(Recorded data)
+--
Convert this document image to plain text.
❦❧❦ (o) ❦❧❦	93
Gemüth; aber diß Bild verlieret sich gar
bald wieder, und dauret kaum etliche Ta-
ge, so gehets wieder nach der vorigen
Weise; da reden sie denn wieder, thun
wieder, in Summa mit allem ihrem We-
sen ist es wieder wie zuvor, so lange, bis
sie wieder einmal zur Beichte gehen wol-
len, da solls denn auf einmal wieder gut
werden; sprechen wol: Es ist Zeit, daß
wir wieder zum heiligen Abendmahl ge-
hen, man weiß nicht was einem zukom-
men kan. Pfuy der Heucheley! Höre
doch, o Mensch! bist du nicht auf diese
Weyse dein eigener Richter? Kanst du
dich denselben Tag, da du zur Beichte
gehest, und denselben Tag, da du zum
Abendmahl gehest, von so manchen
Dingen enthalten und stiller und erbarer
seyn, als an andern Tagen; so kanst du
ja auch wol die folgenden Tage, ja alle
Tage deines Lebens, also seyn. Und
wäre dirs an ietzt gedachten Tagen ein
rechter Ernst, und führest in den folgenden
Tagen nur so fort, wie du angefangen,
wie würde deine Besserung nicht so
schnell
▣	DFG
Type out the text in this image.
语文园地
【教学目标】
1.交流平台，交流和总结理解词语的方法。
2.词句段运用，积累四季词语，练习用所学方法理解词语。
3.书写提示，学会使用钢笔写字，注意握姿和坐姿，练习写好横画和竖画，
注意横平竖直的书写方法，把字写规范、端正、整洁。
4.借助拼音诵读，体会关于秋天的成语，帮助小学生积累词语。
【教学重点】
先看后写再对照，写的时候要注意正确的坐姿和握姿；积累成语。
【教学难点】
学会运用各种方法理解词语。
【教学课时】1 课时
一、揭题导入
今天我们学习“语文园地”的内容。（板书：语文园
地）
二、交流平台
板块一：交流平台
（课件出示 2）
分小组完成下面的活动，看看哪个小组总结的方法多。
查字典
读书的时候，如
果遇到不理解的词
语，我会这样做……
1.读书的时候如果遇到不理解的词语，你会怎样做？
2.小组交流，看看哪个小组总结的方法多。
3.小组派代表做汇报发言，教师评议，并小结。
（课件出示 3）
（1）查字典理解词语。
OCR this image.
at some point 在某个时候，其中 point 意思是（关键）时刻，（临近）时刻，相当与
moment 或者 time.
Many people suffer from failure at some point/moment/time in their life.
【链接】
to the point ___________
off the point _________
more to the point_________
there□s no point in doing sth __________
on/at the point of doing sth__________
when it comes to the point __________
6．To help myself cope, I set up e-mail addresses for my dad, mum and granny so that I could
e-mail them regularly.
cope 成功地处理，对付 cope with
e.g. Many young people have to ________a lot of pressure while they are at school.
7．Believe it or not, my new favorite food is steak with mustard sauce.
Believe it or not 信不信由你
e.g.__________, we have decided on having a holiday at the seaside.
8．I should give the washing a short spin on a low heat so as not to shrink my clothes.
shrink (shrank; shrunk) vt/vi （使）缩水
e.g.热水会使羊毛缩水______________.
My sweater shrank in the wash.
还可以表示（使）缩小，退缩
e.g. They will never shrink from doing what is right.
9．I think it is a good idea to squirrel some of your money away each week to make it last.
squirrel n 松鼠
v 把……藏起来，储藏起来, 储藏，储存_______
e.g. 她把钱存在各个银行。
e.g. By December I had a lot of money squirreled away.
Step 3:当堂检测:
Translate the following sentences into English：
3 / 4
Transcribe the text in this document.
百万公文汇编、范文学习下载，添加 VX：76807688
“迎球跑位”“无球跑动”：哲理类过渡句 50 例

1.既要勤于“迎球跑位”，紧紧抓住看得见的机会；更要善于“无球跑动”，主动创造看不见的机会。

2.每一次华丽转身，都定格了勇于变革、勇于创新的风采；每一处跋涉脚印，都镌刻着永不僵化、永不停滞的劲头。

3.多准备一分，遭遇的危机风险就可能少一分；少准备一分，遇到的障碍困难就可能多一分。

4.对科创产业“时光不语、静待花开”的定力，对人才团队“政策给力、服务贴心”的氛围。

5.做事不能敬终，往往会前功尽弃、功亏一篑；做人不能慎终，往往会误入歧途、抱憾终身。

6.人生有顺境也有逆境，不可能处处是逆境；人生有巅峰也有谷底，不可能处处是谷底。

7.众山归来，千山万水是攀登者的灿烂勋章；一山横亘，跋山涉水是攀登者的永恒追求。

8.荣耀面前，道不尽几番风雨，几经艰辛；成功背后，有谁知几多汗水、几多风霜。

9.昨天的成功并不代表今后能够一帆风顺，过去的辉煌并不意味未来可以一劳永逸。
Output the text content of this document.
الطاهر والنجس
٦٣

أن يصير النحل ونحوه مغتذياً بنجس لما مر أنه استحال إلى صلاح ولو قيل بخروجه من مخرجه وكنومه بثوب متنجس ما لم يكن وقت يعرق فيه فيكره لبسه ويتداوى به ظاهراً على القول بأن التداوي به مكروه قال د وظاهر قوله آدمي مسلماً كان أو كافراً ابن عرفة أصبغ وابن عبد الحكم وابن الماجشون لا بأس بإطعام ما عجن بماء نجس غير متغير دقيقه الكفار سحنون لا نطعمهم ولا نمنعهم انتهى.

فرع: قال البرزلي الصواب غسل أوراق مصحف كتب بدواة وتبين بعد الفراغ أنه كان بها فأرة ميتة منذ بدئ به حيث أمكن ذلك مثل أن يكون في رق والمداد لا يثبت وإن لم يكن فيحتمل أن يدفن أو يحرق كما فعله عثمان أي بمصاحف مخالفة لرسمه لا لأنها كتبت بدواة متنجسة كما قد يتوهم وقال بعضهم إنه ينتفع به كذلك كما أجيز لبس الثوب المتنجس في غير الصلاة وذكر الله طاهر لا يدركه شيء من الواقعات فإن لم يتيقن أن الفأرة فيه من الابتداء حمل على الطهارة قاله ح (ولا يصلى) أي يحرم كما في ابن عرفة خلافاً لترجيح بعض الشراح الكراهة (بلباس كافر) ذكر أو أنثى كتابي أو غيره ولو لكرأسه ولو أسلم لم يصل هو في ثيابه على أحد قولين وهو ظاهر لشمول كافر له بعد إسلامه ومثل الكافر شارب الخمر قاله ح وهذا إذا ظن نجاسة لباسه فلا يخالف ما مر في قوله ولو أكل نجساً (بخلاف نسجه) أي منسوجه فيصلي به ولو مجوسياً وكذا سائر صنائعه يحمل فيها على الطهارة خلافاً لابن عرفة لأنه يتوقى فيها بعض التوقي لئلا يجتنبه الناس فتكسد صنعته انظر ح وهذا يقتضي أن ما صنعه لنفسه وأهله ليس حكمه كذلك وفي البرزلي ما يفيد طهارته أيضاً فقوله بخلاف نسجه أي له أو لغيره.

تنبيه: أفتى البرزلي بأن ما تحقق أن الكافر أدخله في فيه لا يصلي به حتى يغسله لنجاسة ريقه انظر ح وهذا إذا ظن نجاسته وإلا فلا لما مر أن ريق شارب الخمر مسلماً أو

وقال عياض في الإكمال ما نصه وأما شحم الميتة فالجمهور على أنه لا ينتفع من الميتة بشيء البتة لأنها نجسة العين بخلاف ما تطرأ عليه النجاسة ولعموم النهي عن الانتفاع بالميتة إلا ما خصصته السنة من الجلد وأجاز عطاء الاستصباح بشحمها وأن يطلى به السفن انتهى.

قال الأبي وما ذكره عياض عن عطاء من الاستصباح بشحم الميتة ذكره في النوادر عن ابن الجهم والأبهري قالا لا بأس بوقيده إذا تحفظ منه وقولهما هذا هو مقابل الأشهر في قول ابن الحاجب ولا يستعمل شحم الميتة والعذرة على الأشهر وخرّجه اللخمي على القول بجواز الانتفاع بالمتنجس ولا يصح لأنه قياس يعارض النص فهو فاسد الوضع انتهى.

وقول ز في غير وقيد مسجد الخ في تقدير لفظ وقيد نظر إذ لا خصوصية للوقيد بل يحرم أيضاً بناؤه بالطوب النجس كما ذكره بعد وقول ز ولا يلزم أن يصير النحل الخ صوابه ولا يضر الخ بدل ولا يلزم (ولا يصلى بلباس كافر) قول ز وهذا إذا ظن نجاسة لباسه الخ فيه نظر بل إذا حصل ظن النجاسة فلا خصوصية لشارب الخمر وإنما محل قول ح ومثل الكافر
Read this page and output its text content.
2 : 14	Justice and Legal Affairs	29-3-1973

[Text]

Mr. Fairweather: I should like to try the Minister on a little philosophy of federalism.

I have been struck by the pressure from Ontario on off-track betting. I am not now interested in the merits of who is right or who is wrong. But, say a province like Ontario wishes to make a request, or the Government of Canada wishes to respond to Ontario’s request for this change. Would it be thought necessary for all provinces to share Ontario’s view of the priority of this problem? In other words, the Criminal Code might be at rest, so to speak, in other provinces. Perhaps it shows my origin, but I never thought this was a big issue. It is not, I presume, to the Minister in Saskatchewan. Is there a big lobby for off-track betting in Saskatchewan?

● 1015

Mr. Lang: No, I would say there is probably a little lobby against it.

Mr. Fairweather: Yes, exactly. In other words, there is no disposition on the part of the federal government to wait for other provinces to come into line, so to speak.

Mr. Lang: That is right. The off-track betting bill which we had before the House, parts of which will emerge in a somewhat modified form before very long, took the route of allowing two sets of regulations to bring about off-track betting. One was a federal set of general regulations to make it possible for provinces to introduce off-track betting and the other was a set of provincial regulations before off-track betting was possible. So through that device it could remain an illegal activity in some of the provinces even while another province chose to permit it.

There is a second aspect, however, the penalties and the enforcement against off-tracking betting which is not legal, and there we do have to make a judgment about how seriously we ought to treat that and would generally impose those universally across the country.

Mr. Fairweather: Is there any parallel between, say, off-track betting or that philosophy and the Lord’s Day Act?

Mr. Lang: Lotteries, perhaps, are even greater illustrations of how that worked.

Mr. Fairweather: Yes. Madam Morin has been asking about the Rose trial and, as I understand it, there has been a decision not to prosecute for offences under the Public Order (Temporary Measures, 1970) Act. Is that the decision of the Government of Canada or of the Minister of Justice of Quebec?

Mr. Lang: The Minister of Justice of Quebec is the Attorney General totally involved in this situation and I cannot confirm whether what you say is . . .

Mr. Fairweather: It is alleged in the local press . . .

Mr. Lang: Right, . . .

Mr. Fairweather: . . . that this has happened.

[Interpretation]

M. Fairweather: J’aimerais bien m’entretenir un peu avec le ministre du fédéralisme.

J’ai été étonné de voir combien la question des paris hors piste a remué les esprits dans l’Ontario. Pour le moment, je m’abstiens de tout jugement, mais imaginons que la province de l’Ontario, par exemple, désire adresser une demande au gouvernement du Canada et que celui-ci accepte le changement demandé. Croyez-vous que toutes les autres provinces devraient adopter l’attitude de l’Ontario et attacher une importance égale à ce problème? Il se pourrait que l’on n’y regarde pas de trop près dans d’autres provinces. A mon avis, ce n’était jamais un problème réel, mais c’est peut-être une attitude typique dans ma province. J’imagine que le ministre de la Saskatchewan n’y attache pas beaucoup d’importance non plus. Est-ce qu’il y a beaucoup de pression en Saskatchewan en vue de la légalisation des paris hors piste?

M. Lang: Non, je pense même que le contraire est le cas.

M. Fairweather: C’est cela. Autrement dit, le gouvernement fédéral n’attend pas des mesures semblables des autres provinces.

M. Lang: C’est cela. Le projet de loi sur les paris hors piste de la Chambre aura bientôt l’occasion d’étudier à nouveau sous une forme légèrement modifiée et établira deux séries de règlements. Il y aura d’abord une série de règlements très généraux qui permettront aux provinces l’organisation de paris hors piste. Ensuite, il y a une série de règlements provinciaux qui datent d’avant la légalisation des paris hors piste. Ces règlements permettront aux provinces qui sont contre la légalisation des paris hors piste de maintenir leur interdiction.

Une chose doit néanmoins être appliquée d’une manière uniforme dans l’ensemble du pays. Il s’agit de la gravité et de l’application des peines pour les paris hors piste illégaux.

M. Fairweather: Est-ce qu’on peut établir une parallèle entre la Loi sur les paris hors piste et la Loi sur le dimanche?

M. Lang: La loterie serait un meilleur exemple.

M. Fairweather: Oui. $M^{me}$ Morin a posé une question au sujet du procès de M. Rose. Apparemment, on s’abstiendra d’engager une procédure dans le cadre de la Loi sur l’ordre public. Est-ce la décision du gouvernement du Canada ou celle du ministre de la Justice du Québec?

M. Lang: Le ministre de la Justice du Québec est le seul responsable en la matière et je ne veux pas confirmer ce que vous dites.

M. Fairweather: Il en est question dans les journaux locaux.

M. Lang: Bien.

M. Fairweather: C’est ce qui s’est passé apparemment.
+--
#### Direction
Pick each line holding the word "Quebec" out of the listing.

#### Final answer
Mr. Fairweather: Yes. Madam Morin has been asking about the Rose trial and, as I understand it, there has been a decision not to prosecute for offences under the Public Order (Temporary Measures, 1970) Act. Is that the decision of the Government of Canada or of the Minister of Justice of Quebec?
Mr. Lang: The Minister of Justice of Quebec is the Attorney General totally involved in this situation and I cannot confirm whether what you say is . . .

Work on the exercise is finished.